** start **

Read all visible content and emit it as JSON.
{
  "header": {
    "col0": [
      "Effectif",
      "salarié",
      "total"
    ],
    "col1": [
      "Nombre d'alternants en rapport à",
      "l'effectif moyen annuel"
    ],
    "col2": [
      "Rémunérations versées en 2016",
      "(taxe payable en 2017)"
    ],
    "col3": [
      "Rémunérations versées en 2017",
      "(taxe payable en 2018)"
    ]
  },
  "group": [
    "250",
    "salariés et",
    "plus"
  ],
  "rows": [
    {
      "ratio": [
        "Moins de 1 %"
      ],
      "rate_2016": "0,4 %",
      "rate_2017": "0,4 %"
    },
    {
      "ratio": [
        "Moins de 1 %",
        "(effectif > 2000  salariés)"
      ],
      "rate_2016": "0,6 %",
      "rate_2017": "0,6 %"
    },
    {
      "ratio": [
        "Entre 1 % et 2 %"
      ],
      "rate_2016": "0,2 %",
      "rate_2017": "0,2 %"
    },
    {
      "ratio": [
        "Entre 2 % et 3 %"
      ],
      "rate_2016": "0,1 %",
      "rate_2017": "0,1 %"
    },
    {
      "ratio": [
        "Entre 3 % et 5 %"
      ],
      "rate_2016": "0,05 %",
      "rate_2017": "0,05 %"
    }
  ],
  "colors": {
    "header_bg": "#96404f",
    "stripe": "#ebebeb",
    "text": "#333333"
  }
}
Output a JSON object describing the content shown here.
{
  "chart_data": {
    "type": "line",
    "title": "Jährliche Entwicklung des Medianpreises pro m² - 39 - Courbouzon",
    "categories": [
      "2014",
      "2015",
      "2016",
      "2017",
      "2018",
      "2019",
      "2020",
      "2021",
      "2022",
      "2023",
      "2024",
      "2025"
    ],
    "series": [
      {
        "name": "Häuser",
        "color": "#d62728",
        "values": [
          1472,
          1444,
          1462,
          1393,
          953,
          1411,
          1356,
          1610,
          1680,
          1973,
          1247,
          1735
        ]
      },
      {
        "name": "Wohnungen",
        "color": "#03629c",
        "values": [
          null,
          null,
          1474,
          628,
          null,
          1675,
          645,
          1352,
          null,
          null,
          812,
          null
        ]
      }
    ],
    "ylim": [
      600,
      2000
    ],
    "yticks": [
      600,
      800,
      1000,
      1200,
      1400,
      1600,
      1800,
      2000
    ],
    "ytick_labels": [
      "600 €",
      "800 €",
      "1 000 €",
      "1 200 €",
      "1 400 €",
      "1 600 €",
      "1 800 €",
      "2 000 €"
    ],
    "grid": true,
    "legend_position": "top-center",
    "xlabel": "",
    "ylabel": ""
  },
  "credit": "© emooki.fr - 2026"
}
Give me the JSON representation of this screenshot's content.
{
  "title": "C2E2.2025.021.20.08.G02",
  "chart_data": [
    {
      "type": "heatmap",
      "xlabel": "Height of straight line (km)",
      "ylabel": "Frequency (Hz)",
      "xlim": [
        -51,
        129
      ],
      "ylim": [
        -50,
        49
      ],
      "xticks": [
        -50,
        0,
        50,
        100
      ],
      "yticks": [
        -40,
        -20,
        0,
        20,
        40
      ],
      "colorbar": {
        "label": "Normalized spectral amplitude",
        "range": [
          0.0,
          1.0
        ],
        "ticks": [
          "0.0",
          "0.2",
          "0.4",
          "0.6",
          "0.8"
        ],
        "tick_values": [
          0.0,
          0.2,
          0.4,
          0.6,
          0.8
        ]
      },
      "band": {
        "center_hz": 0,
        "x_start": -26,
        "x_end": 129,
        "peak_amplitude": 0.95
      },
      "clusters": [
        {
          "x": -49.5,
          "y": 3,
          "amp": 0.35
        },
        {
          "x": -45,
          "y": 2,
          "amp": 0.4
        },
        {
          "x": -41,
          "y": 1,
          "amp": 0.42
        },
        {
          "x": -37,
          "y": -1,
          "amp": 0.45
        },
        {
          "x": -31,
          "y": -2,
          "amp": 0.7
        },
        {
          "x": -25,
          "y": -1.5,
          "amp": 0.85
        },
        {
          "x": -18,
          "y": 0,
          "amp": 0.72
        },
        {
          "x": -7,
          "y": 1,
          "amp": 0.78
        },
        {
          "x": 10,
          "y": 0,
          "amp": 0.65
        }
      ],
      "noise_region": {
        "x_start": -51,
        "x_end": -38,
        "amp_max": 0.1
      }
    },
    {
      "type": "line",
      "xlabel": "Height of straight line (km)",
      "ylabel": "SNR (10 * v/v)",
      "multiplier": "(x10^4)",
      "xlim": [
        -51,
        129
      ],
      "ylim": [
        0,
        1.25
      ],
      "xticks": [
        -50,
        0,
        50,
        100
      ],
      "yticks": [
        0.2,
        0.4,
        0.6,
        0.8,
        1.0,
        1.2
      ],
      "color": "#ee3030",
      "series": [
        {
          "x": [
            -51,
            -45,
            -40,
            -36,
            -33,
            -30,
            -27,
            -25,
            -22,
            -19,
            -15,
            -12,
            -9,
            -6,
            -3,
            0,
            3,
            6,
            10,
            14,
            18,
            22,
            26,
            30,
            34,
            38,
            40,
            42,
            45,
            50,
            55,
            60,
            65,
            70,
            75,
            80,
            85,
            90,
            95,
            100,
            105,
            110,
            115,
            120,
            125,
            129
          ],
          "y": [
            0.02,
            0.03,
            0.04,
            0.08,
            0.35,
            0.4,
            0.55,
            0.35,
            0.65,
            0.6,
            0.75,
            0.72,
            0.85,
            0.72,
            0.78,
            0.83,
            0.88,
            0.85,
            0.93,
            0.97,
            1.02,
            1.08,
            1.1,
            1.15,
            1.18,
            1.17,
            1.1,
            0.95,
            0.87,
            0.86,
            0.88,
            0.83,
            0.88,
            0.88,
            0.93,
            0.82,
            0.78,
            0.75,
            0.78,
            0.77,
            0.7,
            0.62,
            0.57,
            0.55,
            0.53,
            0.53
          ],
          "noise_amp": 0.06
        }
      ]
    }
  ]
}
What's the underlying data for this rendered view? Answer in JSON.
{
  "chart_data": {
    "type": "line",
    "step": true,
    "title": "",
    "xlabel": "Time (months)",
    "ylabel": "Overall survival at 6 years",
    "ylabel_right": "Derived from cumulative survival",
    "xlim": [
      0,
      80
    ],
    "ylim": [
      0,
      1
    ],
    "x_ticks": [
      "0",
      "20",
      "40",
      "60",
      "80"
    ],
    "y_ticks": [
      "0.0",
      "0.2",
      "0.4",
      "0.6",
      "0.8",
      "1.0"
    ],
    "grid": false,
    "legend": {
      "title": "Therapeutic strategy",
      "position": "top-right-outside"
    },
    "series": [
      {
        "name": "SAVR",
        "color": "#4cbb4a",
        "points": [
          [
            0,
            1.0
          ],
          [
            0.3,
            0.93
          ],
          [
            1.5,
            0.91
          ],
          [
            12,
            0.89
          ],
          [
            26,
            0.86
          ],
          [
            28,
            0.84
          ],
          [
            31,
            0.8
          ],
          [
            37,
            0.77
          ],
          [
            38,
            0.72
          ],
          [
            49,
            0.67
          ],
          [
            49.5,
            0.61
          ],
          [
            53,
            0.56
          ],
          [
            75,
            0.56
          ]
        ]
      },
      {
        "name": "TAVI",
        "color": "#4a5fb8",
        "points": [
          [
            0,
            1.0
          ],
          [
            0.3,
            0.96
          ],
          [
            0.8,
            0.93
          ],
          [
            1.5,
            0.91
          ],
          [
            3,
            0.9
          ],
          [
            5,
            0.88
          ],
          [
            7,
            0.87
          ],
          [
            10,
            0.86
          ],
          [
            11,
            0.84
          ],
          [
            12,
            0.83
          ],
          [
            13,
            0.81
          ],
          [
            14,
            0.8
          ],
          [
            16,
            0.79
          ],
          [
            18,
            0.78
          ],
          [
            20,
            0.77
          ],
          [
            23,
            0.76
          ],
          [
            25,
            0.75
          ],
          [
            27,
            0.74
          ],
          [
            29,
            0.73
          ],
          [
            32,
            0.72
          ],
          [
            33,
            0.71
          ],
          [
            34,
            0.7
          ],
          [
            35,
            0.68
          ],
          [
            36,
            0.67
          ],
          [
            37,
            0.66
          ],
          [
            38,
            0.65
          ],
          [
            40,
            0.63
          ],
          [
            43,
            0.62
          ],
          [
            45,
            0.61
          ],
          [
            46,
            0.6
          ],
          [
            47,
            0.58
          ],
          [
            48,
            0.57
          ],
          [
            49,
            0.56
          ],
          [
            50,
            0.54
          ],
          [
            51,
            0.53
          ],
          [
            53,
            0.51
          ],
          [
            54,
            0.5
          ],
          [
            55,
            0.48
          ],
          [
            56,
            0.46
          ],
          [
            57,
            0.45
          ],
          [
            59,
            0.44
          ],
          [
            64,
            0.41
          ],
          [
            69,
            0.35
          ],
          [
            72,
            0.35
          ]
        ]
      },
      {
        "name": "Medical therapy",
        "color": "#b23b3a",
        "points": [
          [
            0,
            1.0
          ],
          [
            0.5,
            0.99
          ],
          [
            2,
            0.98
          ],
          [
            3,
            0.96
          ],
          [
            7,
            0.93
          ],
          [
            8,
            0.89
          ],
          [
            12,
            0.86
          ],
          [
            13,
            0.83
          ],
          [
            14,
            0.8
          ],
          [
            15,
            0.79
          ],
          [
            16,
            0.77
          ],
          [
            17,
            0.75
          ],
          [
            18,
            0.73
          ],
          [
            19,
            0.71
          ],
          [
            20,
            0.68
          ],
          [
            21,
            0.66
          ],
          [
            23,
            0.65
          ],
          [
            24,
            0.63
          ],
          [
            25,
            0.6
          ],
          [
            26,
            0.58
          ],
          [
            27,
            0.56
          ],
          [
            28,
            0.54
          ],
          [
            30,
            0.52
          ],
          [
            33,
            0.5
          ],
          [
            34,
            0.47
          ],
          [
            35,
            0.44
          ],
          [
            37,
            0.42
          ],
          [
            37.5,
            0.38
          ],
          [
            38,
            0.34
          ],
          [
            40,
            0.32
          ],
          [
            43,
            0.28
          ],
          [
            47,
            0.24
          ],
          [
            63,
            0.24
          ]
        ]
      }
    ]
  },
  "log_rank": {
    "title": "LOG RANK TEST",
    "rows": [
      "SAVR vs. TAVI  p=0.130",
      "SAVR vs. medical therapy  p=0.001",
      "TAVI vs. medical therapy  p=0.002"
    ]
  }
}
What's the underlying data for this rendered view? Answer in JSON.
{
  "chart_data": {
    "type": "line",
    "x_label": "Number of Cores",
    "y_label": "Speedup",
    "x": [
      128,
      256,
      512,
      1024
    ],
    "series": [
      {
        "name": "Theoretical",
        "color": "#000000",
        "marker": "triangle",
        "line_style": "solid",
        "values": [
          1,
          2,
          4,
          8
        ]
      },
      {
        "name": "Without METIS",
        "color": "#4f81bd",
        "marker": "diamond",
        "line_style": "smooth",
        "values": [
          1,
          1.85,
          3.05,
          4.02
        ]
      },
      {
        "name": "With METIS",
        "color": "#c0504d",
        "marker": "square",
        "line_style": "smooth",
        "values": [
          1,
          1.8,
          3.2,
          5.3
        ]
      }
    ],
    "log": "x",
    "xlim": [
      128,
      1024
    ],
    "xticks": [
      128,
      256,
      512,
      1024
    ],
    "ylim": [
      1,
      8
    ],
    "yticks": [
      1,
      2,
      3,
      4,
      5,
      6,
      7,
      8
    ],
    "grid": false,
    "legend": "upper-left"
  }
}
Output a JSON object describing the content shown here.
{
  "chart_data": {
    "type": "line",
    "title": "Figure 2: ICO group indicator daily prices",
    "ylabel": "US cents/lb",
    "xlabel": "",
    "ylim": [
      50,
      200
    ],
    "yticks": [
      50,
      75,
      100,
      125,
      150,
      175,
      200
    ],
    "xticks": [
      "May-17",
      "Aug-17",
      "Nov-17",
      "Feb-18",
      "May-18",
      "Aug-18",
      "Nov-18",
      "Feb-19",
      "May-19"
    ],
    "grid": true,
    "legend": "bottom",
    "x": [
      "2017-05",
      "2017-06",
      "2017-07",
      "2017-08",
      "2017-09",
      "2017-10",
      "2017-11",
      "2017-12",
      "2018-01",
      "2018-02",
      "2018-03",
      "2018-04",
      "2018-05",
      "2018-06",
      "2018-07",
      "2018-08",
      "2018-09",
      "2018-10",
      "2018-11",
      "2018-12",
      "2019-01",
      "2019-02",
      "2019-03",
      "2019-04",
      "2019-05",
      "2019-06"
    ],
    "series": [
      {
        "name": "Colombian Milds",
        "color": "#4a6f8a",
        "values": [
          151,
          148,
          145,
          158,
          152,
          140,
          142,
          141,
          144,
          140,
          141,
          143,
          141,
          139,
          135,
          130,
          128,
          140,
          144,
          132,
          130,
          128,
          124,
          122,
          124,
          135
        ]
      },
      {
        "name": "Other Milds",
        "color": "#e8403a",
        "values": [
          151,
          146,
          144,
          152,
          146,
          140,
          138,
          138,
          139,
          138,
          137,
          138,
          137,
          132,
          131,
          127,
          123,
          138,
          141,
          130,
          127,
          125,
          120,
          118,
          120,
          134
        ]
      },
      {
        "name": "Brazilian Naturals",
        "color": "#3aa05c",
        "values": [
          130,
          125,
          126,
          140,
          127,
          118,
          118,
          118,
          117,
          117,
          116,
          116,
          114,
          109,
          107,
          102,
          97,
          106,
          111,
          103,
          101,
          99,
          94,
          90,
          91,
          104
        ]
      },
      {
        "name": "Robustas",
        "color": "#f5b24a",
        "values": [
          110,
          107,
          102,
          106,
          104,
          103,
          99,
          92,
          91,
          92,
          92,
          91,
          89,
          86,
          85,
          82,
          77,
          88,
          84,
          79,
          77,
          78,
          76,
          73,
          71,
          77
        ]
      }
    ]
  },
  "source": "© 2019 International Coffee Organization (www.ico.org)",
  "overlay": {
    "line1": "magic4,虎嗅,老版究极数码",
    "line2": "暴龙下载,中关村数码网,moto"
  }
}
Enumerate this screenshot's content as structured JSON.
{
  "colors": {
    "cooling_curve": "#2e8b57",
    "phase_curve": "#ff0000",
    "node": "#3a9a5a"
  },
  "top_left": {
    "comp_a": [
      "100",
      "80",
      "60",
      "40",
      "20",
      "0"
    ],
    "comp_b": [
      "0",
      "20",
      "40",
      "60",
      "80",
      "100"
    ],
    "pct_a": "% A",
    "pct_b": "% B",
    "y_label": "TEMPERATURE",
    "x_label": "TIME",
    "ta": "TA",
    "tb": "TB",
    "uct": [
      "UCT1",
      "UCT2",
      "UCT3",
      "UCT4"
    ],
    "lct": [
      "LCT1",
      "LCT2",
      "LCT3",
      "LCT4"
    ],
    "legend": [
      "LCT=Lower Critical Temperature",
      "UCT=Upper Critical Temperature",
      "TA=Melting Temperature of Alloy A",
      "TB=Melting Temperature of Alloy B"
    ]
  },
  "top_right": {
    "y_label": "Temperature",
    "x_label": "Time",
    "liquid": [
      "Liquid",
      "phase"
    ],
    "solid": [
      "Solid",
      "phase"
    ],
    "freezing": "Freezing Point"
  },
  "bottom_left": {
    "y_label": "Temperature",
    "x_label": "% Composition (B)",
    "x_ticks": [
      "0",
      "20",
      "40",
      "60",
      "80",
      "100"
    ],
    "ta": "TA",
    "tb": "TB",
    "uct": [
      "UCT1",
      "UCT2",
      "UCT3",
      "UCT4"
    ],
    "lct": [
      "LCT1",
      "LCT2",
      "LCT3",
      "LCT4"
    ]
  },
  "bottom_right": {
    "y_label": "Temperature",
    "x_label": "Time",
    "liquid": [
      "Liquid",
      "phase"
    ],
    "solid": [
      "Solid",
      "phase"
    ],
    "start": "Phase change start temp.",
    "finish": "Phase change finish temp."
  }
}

** end **

Report how many lines of the listing above include the word "name". Say nothing but the number.

12